### SHORT EXERCISE
Take the line that contains "Decode this image" as the first line and the final line of the records as the last; return exactly those lines and the lines between.

* Start MATERIAL FOR THE TASK *

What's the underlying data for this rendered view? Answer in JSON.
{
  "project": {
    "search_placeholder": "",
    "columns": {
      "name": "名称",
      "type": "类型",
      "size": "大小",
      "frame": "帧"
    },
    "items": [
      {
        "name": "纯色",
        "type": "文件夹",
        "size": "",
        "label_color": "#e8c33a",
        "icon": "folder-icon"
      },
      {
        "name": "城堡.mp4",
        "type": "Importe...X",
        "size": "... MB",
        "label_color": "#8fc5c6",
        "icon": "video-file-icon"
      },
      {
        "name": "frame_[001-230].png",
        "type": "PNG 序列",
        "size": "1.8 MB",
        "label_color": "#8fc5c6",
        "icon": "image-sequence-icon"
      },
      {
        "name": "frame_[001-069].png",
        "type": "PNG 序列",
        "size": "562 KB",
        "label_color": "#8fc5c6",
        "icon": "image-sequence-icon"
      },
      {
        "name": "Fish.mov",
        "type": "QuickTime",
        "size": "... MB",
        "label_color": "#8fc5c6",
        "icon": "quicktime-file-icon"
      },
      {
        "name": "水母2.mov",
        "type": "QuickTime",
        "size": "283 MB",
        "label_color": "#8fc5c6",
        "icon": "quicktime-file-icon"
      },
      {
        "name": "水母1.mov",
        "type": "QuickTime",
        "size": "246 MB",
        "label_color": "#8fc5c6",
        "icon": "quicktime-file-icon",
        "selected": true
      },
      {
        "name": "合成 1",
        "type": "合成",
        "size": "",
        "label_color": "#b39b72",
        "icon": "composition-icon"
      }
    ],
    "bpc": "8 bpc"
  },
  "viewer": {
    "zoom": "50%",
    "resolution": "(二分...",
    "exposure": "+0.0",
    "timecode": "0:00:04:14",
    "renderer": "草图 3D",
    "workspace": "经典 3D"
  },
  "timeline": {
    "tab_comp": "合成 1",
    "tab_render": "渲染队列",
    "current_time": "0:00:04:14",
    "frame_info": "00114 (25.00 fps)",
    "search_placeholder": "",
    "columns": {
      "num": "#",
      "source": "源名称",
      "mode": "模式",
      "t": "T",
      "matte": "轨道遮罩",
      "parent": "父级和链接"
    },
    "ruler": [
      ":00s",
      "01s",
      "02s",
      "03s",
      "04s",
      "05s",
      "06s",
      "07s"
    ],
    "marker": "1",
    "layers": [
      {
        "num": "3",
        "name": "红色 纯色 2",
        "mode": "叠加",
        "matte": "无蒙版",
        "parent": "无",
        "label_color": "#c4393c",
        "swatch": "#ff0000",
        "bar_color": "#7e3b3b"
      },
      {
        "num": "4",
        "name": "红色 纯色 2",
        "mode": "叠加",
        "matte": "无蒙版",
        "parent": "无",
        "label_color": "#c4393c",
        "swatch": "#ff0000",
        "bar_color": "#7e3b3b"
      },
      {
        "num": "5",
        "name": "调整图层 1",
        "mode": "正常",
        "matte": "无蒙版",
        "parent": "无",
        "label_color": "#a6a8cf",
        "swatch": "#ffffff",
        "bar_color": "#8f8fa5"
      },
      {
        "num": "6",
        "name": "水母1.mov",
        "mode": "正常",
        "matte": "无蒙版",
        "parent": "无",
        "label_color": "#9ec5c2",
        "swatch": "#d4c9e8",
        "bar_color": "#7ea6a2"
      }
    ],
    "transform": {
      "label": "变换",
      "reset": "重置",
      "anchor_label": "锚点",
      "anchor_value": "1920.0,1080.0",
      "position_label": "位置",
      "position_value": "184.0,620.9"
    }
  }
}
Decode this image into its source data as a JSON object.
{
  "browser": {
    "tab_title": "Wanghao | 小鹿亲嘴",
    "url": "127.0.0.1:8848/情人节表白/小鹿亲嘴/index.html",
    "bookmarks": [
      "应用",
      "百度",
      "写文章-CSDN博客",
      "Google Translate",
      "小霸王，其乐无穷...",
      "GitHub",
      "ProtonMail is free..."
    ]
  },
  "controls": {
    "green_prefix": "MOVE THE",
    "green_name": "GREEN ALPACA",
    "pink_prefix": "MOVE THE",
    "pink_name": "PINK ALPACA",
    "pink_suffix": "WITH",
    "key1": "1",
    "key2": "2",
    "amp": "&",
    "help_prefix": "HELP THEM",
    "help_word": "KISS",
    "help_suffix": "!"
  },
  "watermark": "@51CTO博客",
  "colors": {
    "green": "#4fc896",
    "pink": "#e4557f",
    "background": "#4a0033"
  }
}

* End MATERIAL FOR THE TASK *

### SOLUTION FOR THIS TASK
Decode this image into its source data as a JSON object.
{
  "browser": {
    "tab_title": "Wanghao | 小鹿亲嘴",
    "url": "127.0.0.1:8848/情人节表白/小鹿亲嘴/index.html",
    "bookmarks": [
      "应用",
      "百度",
      "写文章-CSDN博客",
      "Google Translate",
      "小霸王，其乐无穷...",
      "GitHub",
      "ProtonMail is free..."
    ]
  },
  "controls": {
    "green_prefix": "MOVE THE",
    "green_name": "GREEN ALPACA",
    "pink_prefix": "MOVE THE",
    "pink_name": "PINK ALPACA",
    "pink_suffix": "WITH",
    "key1": "1",
    "key2": "2",
    "amp": "&",
    "help_prefix": "HELP THEM",
    "help_word": "KISS",
    "help_suffix": "!"
  },
  "watermark": "@51CTO博客",
  "colors": {
    "green": "#4fc896",
    "pink": "#e4557f",
    "background": "#4a0033"
  }
}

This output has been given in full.